Records:
%%

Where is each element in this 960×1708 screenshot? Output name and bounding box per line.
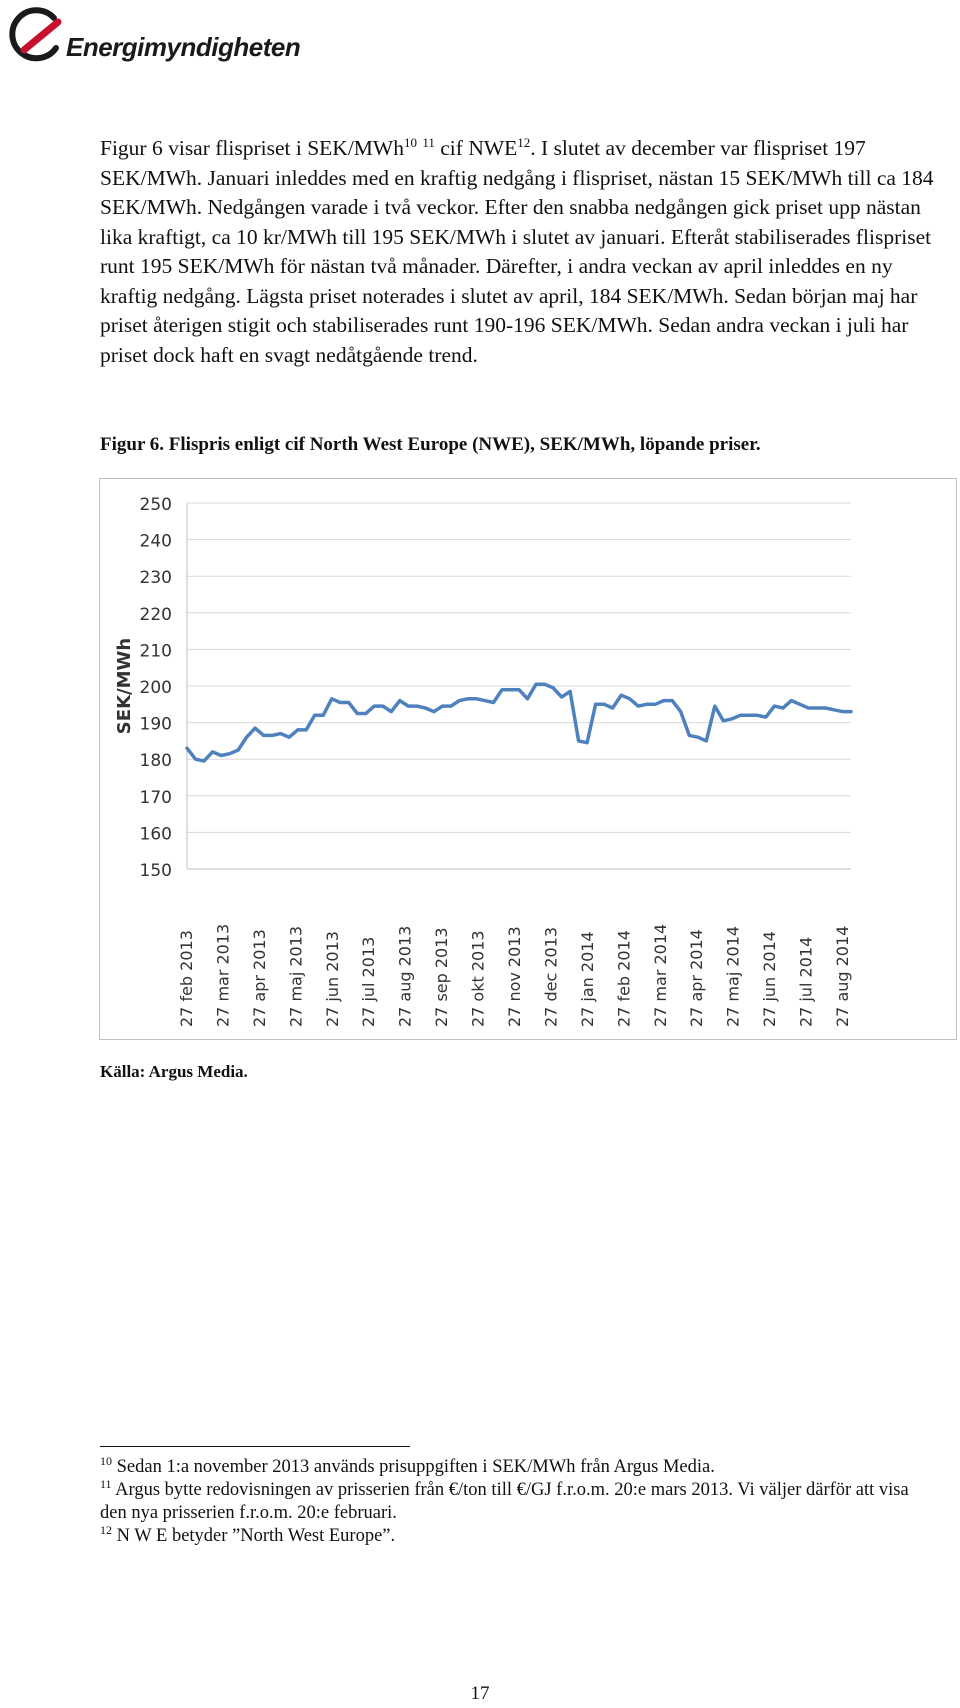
x-tick-label: 27 nov 2013 [505, 926, 524, 1027]
footnote-divider [100, 1446, 410, 1447]
footnotes: 10 Sedan 1:a november 2013 används prisu… [100, 1453, 940, 1548]
line-chart: 250 240 230 220 210 200 190 180 170 160 150 SEK/MWh… [114, 495, 853, 1027]
y-tick-label: 240 [140, 532, 172, 552]
logo-wordmark: Energimyndigheten [66, 32, 301, 62]
x-tick-label: 27 jun 2013 [323, 931, 342, 1027]
y-tick-label: 220 [140, 605, 172, 625]
y-tick-label: 170 [140, 788, 172, 808]
x-tick-label: 27 jul 2013 [359, 937, 378, 1027]
y-axis-title: SEK/MWh [114, 638, 135, 734]
footnote-number: 11 [100, 1476, 112, 1491]
x-tick-label: 27 mar 2014 [651, 924, 670, 1027]
x-tick-label: 27 jun 2014 [760, 931, 779, 1027]
footnote-ref-10[interactable]: 10 [403, 134, 417, 150]
footnote-number: 10 [100, 1453, 112, 1468]
y-tick-label: 230 [140, 568, 172, 588]
x-tick-label: 27 feb 2013 [177, 930, 196, 1027]
footnote-10: 10 Sedan 1:a november 2013 används prisu… [100, 1453, 940, 1479]
x-tick-label: 27 feb 2014 [614, 930, 633, 1027]
y-tick-label: 190 [140, 715, 172, 735]
figure-caption: Figur 6. Flispris enligt cif North West … [100, 434, 761, 455]
price-series-line [185, 682, 853, 763]
footnote-text: Argus bytte redovisningen av prisserien … [100, 1480, 909, 1523]
energimyndigheten-logo: Energimyndigheten [6, 4, 301, 64]
footnote-ref-11[interactable]: 11 [422, 134, 435, 150]
y-tick-label: 150 [140, 861, 172, 881]
y-tick-label: 180 [140, 751, 172, 771]
logo-mark-icon [9, 7, 62, 62]
footnote-12: 12 N W E betyder ”North West Europe”. [100, 1522, 940, 1548]
x-tick-label: 27 okt 2013 [469, 930, 488, 1027]
x-tick-label: 27 jul 2014 [797, 937, 816, 1027]
x-tick-label: 27 apr 2013 [250, 929, 269, 1027]
footnote-11: 11 Argus bytte redovisningen av prisseri… [100, 1476, 940, 1525]
y-tick-label: 250 [140, 495, 172, 515]
x-tick-label: 27 aug 2014 [833, 926, 852, 1027]
footnote-text: N W E betyder ”North West Europe”. [112, 1526, 396, 1546]
x-tick-label: 27 apr 2014 [687, 929, 706, 1027]
x-tick-label: 27 maj 2014 [724, 926, 743, 1027]
body-text-3: . I slutet av december var flispriset 19… [100, 136, 934, 367]
x-tick-label: 27 mar 2013 [213, 924, 232, 1027]
y-tick-label: 160 [140, 824, 172, 844]
body-text-2: cif NWE [434, 136, 518, 160]
y-tick-label: 200 [140, 678, 172, 698]
body-paragraph: Figur 6 visar flispriset i SEK/MWh10 11 … [100, 134, 940, 370]
chart-container: 250 240 230 220 210 200 190 180 170 160 150 SEK/MWh… [99, 478, 957, 1040]
page-number: 17 [470, 1683, 490, 1704]
x-tick-label: 27 jan 2014 [578, 931, 597, 1027]
y-tick-label: 210 [140, 641, 172, 661]
footnote-ref-12[interactable]: 12 [517, 134, 531, 150]
footnote-text: Sedan 1:a november 2013 används prisuppg… [112, 1457, 715, 1477]
x-tick-label: 27 sep 2013 [432, 927, 451, 1027]
body-text-1: Figur 6 visar flispriset i SEK/MWh [100, 136, 404, 160]
x-tick-label: 27 aug 2013 [396, 926, 415, 1027]
x-tick-label: 27 maj 2013 [286, 926, 305, 1027]
chart-source: Källa: Argus Media. [100, 1062, 248, 1081]
footnote-number: 12 [100, 1522, 112, 1537]
x-tick-label: 27 dec 2013 [541, 927, 560, 1027]
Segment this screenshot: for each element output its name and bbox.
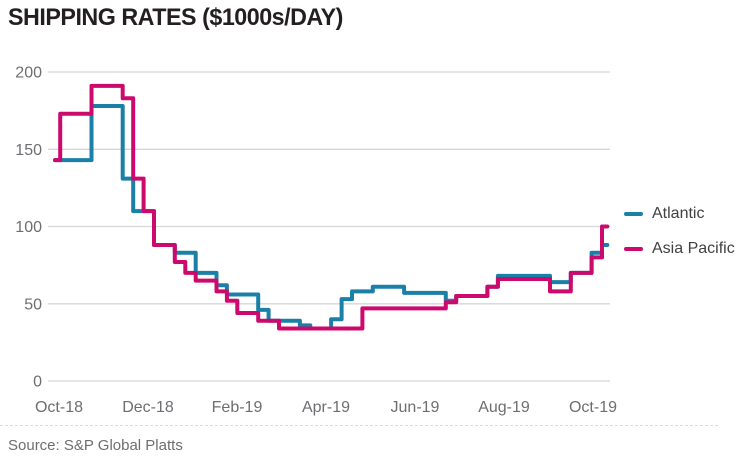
y-axis-tick-label: 150 [15,142,42,159]
atlantic-line-swatch [624,212,643,216]
legend: Atlantic Asia Pacific [624,202,735,272]
y-axis-tick-label: 0 [33,374,42,391]
legend-label-asia-pacific: Asia Pacific [652,240,735,257]
x-axis-tick-label: Dec-18 [122,399,174,416]
y-axis-tick-label: 50 [24,296,42,313]
x-axis-tick-label: Jun-19 [391,399,440,416]
asia-pacific-line-swatch [624,247,643,251]
atlantic-line [53,104,610,331]
asia-pacific-line [53,83,610,331]
chart-title: SHIPPING RATES ($1000s/DAY) [8,4,343,31]
x-axis-tick-label: Apr-19 [302,399,350,416]
y-axis-tick-label: 100 [15,219,42,236]
legend-item-atlantic: Atlantic [624,202,735,226]
source-text: Source: S&P Global Platts [8,437,183,454]
legend-label-atlantic: Atlantic [652,205,705,222]
line-chart-canvas: 0 50 100 150 200 Oct-18 Dec-18 Feb-19 Apr-19 Jun-… [15,65,617,417]
legend-item-asia-pacific: Asia Pacific [624,237,735,261]
x-axis-tick-label: Oct-19 [569,399,617,416]
x-axis-tick-label: Feb-19 [212,399,263,416]
x-axis-tick-label: Aug-19 [478,399,530,416]
x-axis-tick-label: Oct-18 [35,399,83,416]
y-axis-tick-label: 200 [15,65,42,82]
source-divider-line [0,425,718,426]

%%

> _Instructions to follow_
Please rewrite the stretch from the line containing "y-axis-tick-label: 150 [15,142,42,159]" through the line containing "source-text: Source: S&P", changing "x-axis-tick-label" to "x-tick-label" and leaving everything else as it is.

> _The completed task_
y-axis-tick-label: 150 [15,142,42,159]
atlantic-line-swatch [624,212,643,216]
legend: Atlantic Asia Pacific [624,202,735,272]
y-axis-tick-label: 0 [33,374,42,391]
legend-label-asia-pacific: Asia Pacific [652,240,735,257]
x-tick-label: Dec-18 [122,399,174,416]
y-axis-tick-label: 50 [24,296,42,313]
x-tick-label: Jun-19 [391,399,440,416]
asia-pacific-line-swatch [624,247,643,251]
atlantic-line [53,104,610,331]
asia-pacific-line [53,83,610,331]
chart-title: SHIPPING RATES ($1000s/DAY) [8,4,343,31]
x-tick-label: Apr-19 [302,399,350,416]
y-axis-tick-label: 100 [15,219,42,236]
legend-item-atlantic: Atlantic [624,202,735,226]
source-text: Source: S&P Global Platts [8,437,183,454]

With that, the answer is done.